Written task - Copy the records below line for line without changing anything, and leave the pictures out of your answer.

☆ ☆ ☆ ☆

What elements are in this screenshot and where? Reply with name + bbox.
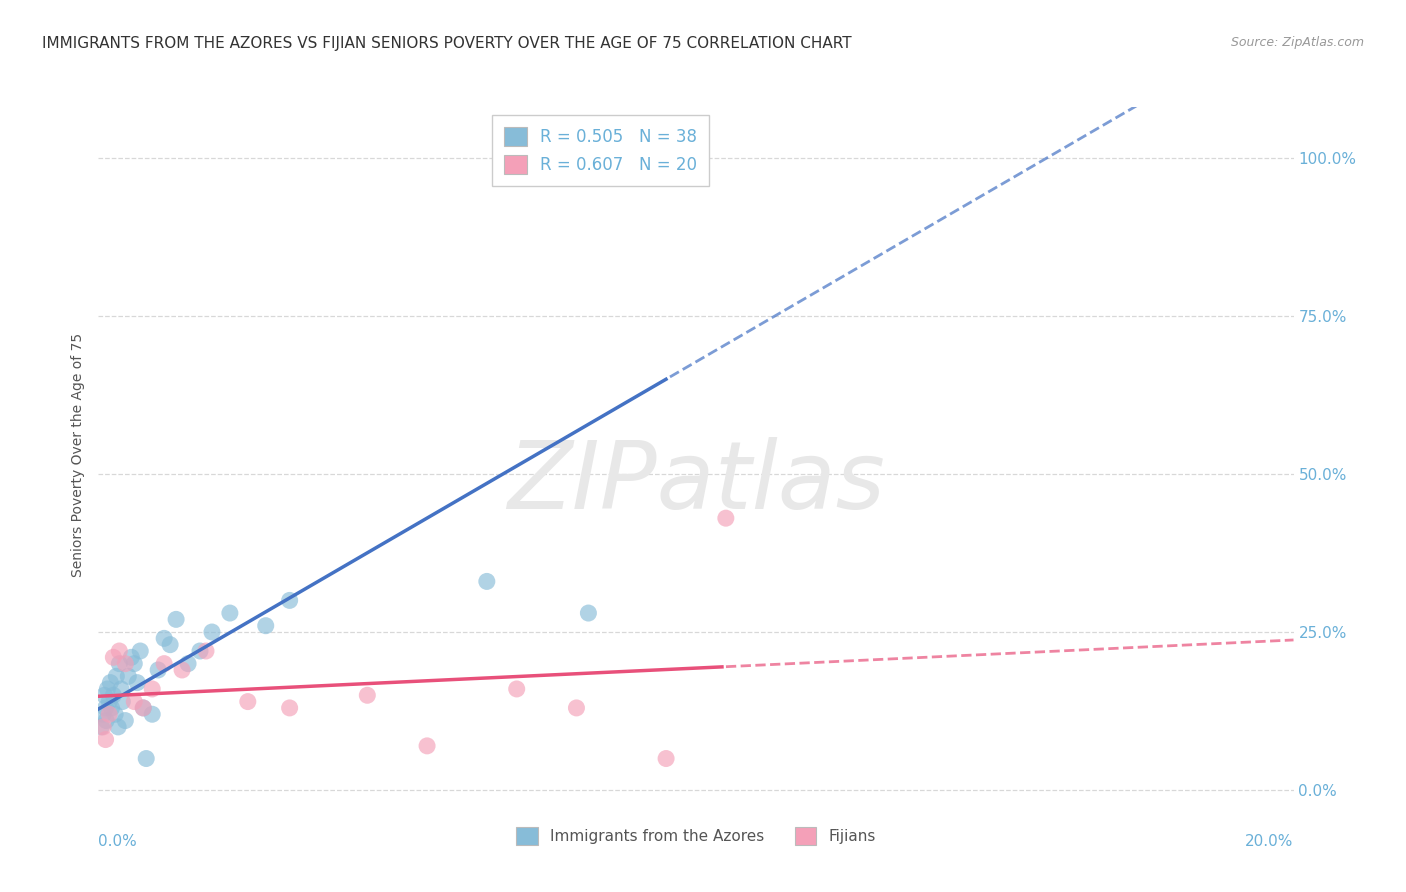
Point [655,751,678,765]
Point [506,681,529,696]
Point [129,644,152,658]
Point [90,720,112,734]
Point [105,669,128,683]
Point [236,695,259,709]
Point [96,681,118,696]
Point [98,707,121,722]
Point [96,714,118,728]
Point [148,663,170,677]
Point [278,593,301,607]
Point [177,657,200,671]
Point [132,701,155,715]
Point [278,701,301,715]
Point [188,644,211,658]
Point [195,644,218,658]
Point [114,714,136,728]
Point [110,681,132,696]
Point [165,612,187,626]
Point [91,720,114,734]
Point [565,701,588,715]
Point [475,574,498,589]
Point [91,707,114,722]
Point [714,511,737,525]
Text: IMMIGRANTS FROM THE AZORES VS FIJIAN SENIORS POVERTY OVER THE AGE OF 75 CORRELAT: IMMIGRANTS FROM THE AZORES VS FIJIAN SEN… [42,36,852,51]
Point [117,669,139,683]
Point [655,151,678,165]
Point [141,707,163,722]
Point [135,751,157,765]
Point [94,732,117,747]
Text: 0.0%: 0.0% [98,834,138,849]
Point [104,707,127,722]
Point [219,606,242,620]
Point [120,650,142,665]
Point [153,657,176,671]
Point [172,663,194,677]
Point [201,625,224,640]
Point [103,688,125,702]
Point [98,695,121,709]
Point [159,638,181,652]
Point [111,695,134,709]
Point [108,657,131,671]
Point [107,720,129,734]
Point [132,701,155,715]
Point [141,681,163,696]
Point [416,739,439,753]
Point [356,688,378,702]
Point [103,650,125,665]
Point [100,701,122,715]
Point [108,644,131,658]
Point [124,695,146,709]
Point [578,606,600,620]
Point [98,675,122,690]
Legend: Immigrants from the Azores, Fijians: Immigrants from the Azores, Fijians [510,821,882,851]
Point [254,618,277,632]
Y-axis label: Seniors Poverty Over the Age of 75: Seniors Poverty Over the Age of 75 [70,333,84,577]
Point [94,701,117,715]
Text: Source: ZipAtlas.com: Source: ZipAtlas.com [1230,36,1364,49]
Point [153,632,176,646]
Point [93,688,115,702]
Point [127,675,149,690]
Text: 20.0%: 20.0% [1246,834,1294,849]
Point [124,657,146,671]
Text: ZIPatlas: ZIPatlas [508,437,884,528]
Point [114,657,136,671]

☆ ☆ ☆ ☆

Result of this task -
What elements are in this screenshot and where? Reply with name + bbox.
Point [655,751,678,765]
Point [506,681,529,696]
Point [129,644,152,658]
Point [90,720,112,734]
Point [105,669,128,683]
Point [236,695,259,709]
Point [96,681,118,696]
Point [98,707,121,722]
Point [96,714,118,728]
Point [148,663,170,677]
Point [278,593,301,607]
Point [177,657,200,671]
Point [132,701,155,715]
Point [278,701,301,715]
Point [188,644,211,658]
Point [195,644,218,658]
Point [114,714,136,728]
Point [110,681,132,696]
Point [165,612,187,626]
Point [91,720,114,734]
Point [565,701,588,715]
Point [475,574,498,589]
Point [91,707,114,722]
Point [714,511,737,525]
Text: IMMIGRANTS FROM THE AZORES VS FIJIAN SENIORS POVERTY OVER THE AGE OF 75 CORRELAT: IMMIGRANTS FROM THE AZORES VS FIJIAN SEN… [42,36,852,51]
Point [117,669,139,683]
Point [655,151,678,165]
Point [141,707,163,722]
Point [135,751,157,765]
Point [94,732,117,747]
Text: 0.0%: 0.0% [98,834,138,849]
Point [104,707,127,722]
Point [219,606,242,620]
Point [120,650,142,665]
Point [153,657,176,671]
Point [172,663,194,677]
Point [201,625,224,640]
Point [103,688,125,702]
Point [98,695,121,709]
Point [159,638,181,652]
Point [111,695,134,709]
Point [108,657,131,671]
Point [107,720,129,734]
Point [132,701,155,715]
Point [141,681,163,696]
Point [416,739,439,753]
Point [356,688,378,702]
Point [103,650,125,665]
Point [100,701,122,715]
Point [108,644,131,658]
Point [124,695,146,709]
Point [578,606,600,620]
Point [98,675,122,690]
Legend: Immigrants from the Azores, Fijians: Immigrants from the Azores, Fijians [510,821,882,851]
Point [254,618,277,632]
Y-axis label: Seniors Poverty Over the Age of 75: Seniors Poverty Over the Age of 75 [70,333,84,577]
Point [94,701,117,715]
Text: Source: ZipAtlas.com: Source: ZipAtlas.com [1230,36,1364,49]
Point [153,632,176,646]
Point [93,688,115,702]
Point [127,675,149,690]
Text: 20.0%: 20.0% [1246,834,1294,849]
Point [124,657,146,671]
Text: ZIPatlas: ZIPatlas [508,437,884,528]
Point [114,657,136,671]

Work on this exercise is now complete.